-- START OF EXCERPTED RECORDS --

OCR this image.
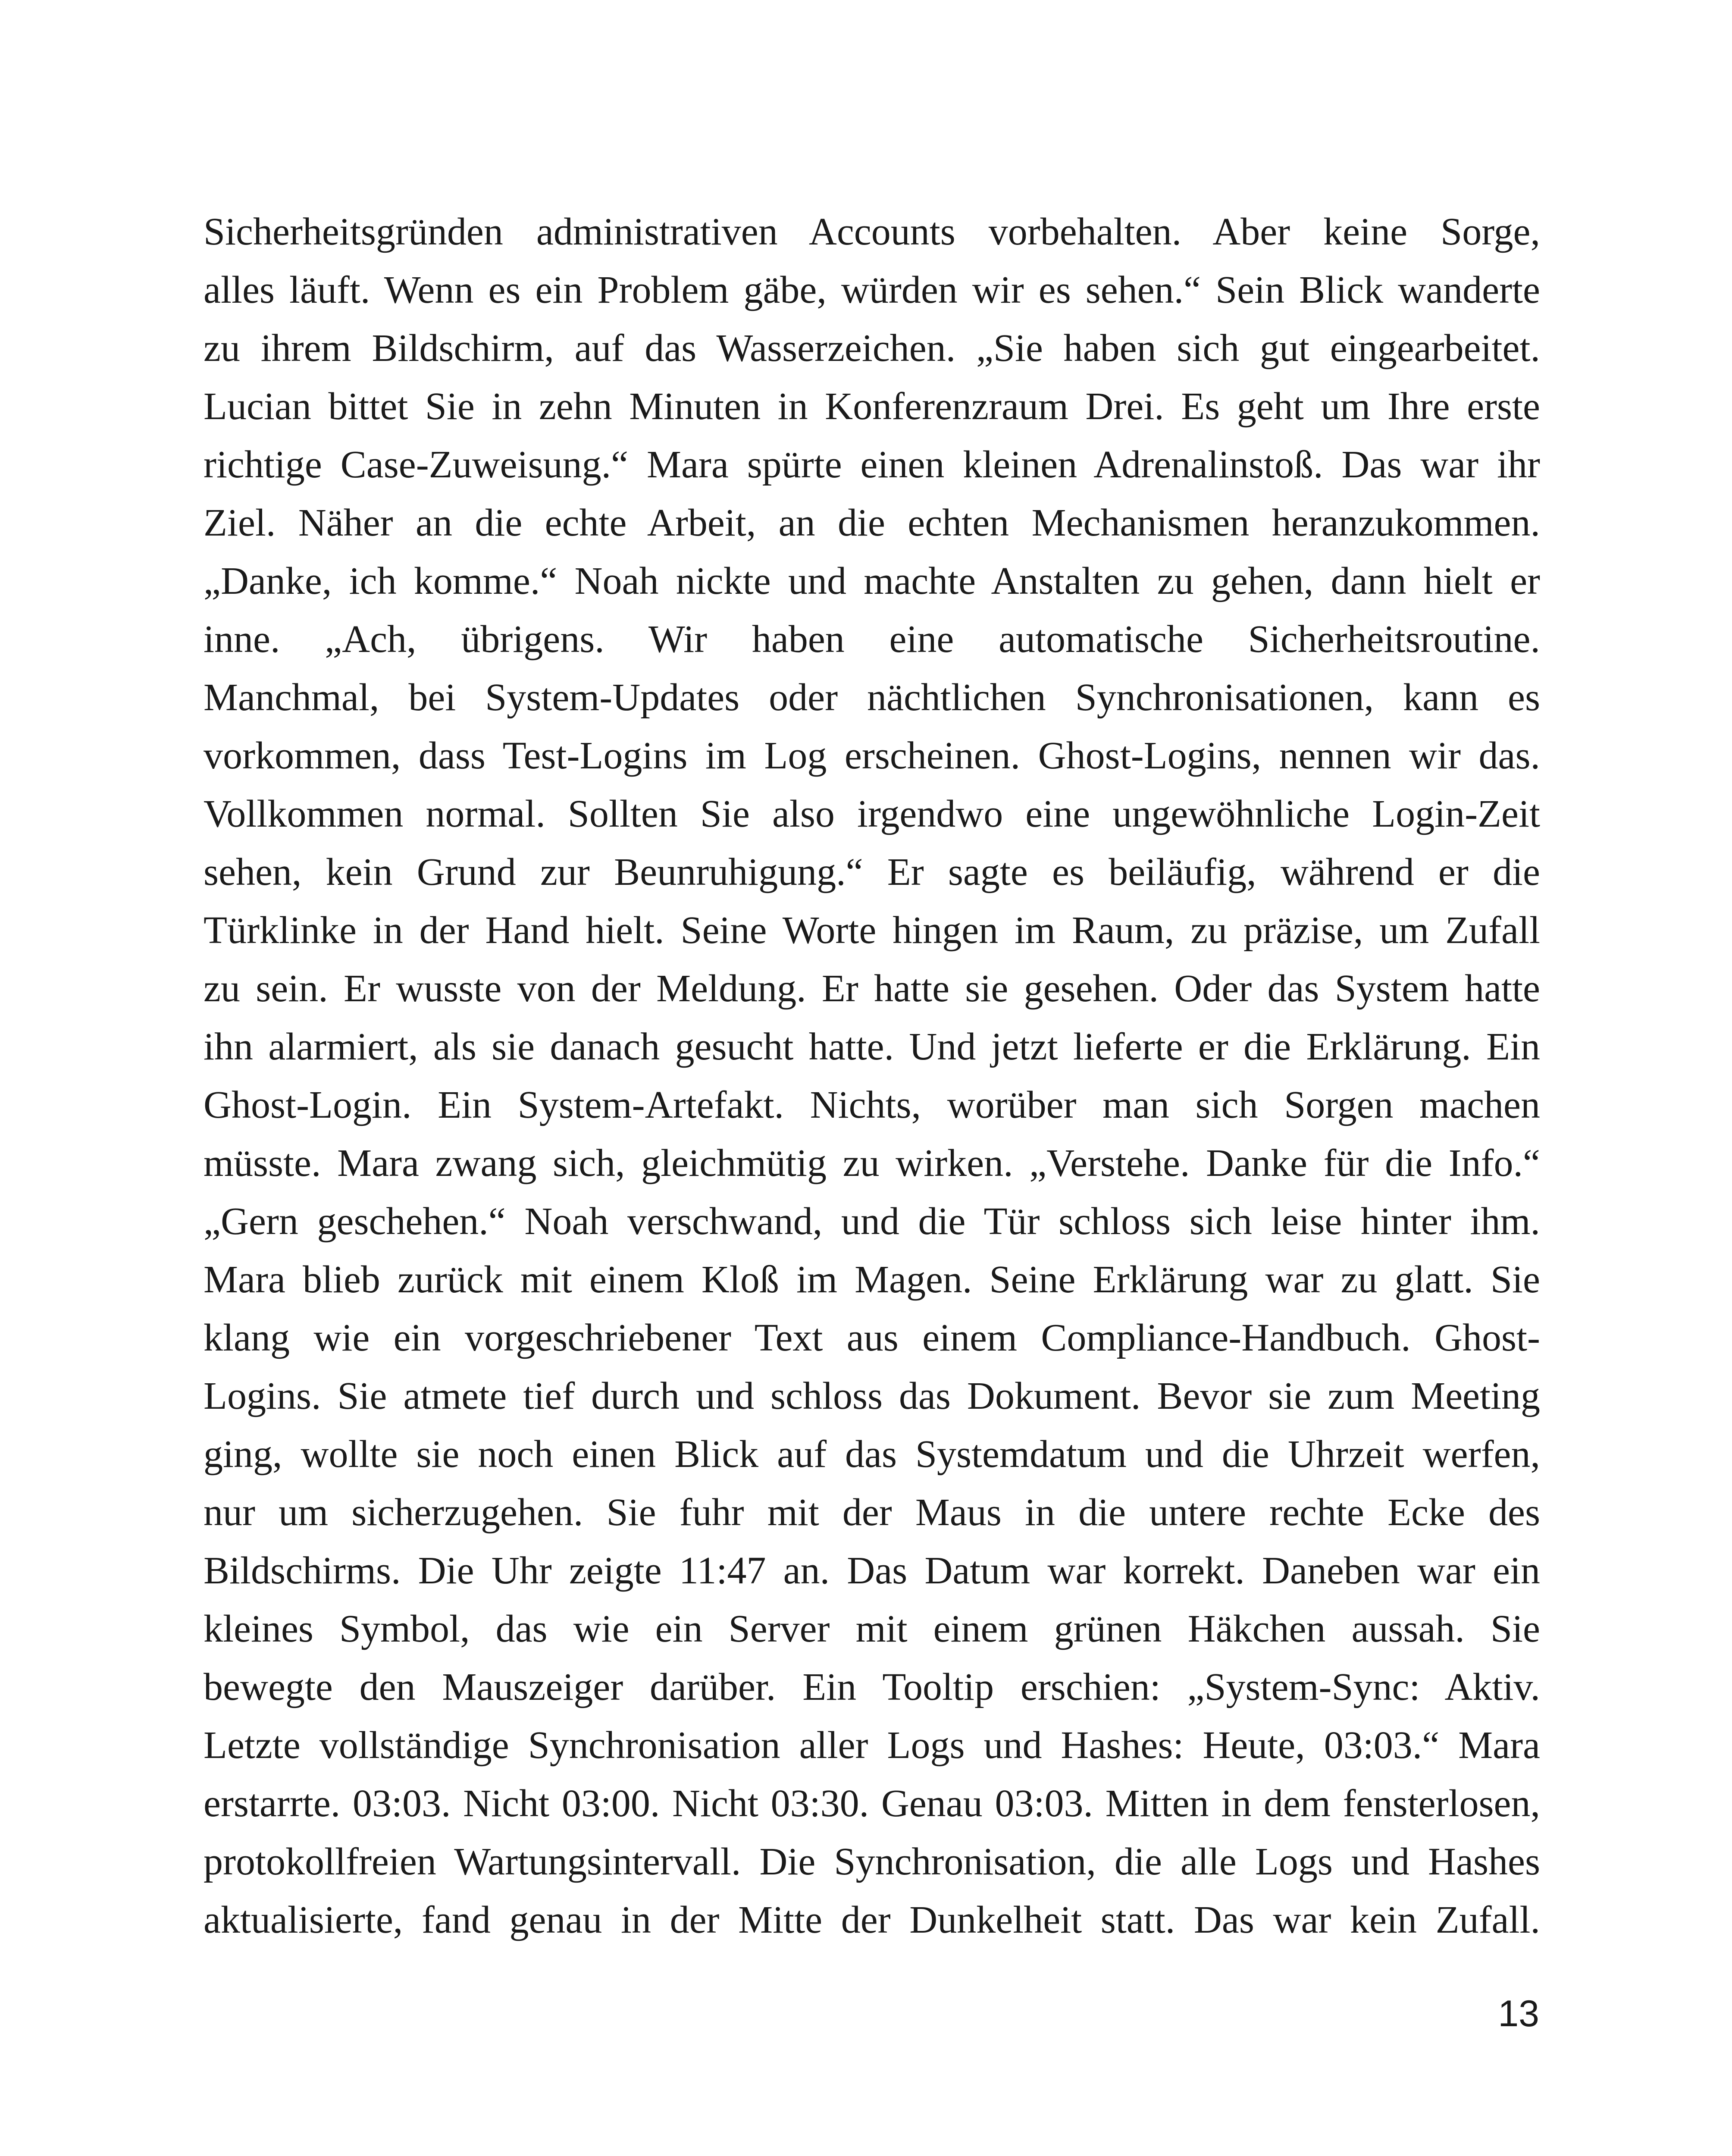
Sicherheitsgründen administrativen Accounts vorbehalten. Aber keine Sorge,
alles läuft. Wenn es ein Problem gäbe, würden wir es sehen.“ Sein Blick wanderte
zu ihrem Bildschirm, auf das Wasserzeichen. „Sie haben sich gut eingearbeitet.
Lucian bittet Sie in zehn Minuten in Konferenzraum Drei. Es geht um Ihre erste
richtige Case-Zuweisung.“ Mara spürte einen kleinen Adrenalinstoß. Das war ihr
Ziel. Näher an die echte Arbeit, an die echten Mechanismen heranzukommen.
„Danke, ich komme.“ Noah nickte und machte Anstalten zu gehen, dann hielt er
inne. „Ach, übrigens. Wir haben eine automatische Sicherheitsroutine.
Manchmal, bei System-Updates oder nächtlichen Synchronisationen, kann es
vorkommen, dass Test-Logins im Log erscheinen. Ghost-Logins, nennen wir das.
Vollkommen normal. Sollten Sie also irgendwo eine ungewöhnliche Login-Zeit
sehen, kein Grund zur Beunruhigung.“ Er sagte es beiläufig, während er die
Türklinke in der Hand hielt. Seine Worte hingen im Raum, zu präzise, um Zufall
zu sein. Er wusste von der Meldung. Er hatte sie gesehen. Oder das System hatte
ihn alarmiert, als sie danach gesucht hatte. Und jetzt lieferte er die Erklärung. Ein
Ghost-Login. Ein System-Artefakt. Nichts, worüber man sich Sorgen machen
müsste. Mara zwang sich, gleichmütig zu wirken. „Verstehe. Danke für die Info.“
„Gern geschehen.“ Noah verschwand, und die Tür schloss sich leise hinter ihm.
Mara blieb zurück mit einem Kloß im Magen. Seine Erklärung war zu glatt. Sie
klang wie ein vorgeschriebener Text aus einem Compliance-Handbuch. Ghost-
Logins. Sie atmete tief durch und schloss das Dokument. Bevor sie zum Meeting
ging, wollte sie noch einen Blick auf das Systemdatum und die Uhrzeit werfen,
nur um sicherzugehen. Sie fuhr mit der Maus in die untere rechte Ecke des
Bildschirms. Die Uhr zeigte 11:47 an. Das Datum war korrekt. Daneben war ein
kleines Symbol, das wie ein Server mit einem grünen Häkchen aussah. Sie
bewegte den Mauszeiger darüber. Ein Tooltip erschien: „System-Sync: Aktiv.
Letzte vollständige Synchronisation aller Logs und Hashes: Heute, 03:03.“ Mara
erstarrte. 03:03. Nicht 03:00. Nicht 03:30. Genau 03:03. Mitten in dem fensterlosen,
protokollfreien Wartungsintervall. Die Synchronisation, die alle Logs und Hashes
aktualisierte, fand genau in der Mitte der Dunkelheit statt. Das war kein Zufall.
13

-- END OF EXCERPTED RECORDS --

WHAT YOU ARE ASKED TO DO> Using the records above, output their complete text exactly, minus any images.

OUTPUT OF THE TASK>
OCR this image.
Sicherheitsgründen administrativen Accounts vorbehalten. Aber keine Sorge,
alles läuft. Wenn es ein Problem gäbe, würden wir es sehen.“ Sein Blick wanderte
zu ihrem Bildschirm, auf das Wasserzeichen. „Sie haben sich gut eingearbeitet.
Lucian bittet Sie in zehn Minuten in Konferenzraum Drei. Es geht um Ihre erste
richtige Case-Zuweisung.“ Mara spürte einen kleinen Adrenalinstoß. Das war ihr
Ziel. Näher an die echte Arbeit, an die echten Mechanismen heranzukommen.
„Danke, ich komme.“ Noah nickte und machte Anstalten zu gehen, dann hielt er
inne. „Ach, übrigens. Wir haben eine automatische Sicherheitsroutine.
Manchmal, bei System-Updates oder nächtlichen Synchronisationen, kann es
vorkommen, dass Test-Logins im Log erscheinen. Ghost-Logins, nennen wir das.
Vollkommen normal. Sollten Sie also irgendwo eine ungewöhnliche Login-Zeit
sehen, kein Grund zur Beunruhigung.“ Er sagte es beiläufig, während er die
Türklinke in der Hand hielt. Seine Worte hingen im Raum, zu präzise, um Zufall
zu sein. Er wusste von der Meldung. Er hatte sie gesehen. Oder das System hatte
ihn alarmiert, als sie danach gesucht hatte. Und jetzt lieferte er die Erklärung. Ein
Ghost-Login. Ein System-Artefakt. Nichts, worüber man sich Sorgen machen
müsste. Mara zwang sich, gleichmütig zu wirken. „Verstehe. Danke für die Info.“
„Gern geschehen.“ Noah verschwand, und die Tür schloss sich leise hinter ihm.
Mara blieb zurück mit einem Kloß im Magen. Seine Erklärung war zu glatt. Sie
klang wie ein vorgeschriebener Text aus einem Compliance-Handbuch. Ghost-
Logins. Sie atmete tief durch und schloss das Dokument. Bevor sie zum Meeting
ging, wollte sie noch einen Blick auf das Systemdatum und die Uhrzeit werfen,
nur um sicherzugehen. Sie fuhr mit der Maus in die untere rechte Ecke des
Bildschirms. Die Uhr zeigte 11:47 an. Das Datum war korrekt. Daneben war ein
kleines Symbol, das wie ein Server mit einem grünen Häkchen aussah. Sie
bewegte den Mauszeiger darüber. Ein Tooltip erschien: „System-Sync: Aktiv.
Letzte vollständige Synchronisation aller Logs und Hashes: Heute, 03:03.“ Mara
erstarrte. 03:03. Nicht 03:00. Nicht 03:30. Genau 03:03. Mitten in dem fensterlosen,
protokollfreien Wartungsintervall. Die Synchronisation, die alle Logs und Hashes
aktualisierte, fand genau in der Mitte der Dunkelheit statt. Das war kein Zufall.
13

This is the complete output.